>> BEGIN Dataset entries

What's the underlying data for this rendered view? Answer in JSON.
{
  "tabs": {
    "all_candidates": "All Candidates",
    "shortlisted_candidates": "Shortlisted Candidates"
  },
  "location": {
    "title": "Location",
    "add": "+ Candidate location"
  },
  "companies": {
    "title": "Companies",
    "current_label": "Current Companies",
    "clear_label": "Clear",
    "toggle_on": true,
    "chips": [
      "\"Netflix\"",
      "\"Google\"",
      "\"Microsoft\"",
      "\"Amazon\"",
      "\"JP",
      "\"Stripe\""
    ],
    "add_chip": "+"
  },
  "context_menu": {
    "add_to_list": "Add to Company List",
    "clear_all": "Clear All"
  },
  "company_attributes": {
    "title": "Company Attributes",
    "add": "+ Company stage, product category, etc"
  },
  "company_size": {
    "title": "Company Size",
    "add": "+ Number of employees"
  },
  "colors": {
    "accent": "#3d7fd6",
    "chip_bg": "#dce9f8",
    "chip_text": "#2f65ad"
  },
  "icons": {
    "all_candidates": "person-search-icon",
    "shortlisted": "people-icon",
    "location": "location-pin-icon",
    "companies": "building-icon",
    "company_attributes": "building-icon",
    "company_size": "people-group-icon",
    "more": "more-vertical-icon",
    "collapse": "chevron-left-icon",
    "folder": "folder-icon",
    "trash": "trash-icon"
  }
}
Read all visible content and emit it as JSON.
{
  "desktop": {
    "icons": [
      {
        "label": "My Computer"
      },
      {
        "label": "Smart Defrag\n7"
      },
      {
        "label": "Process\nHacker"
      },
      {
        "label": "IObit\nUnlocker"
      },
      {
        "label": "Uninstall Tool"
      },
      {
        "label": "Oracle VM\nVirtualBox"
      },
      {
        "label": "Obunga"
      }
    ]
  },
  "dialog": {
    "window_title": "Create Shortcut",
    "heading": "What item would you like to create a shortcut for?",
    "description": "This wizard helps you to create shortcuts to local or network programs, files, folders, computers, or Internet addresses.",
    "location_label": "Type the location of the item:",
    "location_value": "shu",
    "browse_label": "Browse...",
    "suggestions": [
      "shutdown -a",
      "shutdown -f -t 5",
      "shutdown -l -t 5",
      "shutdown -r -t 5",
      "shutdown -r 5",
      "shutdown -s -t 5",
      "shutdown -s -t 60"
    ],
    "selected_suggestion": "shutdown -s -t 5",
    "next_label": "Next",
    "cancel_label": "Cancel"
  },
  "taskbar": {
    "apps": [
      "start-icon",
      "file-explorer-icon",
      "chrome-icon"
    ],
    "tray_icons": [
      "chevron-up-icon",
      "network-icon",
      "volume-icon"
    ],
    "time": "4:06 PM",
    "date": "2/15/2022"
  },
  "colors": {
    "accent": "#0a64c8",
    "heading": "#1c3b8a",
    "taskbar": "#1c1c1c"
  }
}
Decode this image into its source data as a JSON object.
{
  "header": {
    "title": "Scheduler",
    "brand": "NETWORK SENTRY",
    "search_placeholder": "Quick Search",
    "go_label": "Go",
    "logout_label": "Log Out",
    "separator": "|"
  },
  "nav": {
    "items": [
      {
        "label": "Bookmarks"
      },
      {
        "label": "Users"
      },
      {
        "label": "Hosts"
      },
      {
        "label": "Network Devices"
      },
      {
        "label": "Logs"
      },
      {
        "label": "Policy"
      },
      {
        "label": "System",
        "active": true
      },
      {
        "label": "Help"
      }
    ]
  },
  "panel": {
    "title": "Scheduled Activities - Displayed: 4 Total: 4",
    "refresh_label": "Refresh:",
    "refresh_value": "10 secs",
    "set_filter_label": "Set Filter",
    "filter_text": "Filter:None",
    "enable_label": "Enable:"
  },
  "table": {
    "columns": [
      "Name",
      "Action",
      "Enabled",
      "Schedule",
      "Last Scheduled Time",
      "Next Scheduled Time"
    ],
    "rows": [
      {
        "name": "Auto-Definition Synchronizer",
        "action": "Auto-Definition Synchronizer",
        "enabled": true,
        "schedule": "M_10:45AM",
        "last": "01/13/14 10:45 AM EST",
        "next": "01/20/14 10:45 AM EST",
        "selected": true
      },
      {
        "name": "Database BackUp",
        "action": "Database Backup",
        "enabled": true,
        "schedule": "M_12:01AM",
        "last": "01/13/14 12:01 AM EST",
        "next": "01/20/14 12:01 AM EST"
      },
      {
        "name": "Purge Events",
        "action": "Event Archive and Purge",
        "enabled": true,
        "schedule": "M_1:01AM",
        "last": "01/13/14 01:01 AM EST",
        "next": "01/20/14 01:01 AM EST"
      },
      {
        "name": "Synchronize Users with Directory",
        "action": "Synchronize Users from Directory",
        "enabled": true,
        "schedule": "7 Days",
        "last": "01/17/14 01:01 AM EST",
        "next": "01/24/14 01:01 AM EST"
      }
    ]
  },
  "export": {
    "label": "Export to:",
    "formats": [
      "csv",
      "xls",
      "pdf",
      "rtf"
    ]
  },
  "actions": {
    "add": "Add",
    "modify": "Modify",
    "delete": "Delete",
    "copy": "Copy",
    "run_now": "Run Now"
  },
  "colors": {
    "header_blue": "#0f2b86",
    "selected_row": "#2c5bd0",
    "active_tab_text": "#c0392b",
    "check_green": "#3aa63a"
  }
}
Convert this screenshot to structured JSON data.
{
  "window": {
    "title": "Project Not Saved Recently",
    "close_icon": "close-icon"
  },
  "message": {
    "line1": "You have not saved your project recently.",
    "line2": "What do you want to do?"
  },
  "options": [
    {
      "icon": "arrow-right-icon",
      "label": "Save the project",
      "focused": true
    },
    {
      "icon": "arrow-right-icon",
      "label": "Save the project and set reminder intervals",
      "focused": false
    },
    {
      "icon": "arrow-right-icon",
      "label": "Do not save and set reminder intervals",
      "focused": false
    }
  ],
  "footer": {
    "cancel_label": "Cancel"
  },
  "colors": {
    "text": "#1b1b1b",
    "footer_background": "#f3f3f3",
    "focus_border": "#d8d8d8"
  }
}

>> END Dataset entries

# What is required
Find and copy every line in the entries above where the string "Filter" occurs.

# Output for this task
    "set_filter_label": "Set Filter",
    "filter_text": "Filter:None",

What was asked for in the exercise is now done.